● Exercise description: Select from the records below every line that has the word "Video" in it.

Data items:

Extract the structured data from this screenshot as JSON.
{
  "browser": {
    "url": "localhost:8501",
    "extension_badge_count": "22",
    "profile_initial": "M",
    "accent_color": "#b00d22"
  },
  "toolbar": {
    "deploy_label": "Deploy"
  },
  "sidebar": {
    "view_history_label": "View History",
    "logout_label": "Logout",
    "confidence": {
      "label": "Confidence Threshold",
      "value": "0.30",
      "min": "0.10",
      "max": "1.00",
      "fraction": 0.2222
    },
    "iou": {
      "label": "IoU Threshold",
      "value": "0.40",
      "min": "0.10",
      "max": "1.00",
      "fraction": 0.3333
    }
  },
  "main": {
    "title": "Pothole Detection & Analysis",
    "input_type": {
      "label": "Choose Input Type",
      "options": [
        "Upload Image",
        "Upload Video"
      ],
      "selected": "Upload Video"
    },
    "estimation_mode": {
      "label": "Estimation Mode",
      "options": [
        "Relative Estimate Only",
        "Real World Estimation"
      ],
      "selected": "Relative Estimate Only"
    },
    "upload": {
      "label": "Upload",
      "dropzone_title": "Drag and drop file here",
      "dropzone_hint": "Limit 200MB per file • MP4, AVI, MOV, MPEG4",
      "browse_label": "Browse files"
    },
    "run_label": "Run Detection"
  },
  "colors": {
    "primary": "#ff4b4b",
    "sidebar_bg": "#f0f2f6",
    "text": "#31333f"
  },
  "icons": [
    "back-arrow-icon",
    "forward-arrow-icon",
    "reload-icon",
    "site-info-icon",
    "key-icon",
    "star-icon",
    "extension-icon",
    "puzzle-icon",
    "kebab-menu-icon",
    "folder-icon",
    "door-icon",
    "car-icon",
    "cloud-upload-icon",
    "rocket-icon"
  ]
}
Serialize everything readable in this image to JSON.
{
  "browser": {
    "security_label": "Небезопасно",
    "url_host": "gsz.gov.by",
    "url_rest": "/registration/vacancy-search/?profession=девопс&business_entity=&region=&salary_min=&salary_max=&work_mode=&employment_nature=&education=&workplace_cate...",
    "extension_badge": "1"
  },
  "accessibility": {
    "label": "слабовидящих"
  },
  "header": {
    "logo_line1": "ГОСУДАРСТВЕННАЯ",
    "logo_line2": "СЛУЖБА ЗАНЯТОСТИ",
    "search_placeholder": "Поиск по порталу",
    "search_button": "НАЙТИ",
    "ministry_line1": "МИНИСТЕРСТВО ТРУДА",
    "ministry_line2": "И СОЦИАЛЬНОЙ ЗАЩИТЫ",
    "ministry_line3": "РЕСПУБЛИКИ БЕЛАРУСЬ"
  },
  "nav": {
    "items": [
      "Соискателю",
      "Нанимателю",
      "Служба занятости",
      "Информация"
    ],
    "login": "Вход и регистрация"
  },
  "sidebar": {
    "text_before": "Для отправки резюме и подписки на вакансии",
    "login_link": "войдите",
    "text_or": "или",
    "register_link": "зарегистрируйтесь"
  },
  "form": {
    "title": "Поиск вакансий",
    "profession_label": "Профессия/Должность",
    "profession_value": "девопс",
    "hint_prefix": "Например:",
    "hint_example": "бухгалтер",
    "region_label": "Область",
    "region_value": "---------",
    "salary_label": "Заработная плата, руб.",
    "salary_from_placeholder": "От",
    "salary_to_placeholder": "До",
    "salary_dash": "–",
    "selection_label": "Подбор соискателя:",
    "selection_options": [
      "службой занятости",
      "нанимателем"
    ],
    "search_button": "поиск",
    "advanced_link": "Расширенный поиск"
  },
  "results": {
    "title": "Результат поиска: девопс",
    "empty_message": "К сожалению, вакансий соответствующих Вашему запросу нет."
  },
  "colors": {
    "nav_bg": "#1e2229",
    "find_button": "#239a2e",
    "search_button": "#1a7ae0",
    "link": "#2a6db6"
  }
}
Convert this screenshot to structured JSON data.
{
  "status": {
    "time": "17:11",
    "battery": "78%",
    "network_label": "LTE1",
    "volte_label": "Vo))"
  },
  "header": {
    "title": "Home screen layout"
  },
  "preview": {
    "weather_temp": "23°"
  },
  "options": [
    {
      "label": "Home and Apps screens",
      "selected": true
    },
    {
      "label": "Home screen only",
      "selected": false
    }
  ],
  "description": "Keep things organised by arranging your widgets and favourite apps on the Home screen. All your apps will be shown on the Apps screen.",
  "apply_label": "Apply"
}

● Answer:
        "Upload Video"
      "selected": "Upload Video"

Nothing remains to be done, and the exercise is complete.